Records from a collection:
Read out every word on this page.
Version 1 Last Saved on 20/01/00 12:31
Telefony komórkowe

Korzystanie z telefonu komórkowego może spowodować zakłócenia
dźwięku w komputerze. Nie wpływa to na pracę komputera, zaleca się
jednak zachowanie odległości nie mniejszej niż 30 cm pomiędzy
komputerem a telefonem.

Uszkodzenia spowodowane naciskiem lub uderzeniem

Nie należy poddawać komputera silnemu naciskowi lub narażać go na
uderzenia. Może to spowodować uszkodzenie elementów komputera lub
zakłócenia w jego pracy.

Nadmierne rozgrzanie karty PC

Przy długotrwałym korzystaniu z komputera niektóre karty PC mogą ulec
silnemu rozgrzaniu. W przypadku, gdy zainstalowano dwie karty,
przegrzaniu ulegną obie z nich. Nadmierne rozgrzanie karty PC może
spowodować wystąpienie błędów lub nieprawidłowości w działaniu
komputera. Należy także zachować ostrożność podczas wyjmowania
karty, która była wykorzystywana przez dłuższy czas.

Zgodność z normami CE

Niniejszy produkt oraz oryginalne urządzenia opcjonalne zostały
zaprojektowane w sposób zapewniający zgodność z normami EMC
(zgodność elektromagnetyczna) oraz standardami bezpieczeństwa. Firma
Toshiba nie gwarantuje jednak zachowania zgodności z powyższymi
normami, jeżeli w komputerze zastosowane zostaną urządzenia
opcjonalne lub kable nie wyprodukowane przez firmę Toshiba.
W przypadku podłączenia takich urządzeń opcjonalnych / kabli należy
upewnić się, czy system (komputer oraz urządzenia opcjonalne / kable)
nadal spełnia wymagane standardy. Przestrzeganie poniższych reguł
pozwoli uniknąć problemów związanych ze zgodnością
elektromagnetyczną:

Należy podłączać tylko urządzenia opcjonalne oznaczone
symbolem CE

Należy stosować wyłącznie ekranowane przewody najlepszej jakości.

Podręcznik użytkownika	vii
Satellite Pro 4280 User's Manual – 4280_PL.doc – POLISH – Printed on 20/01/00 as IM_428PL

What to do:
Search the material above for "Toshiba". Pull out each line where it shows up.

Solved exercise:
Toshiba nie gwarantuje jednak zachowania zgodności z powyższymi
opcjonalne lub kable nie wyprodukowane przez firmę Toshiba.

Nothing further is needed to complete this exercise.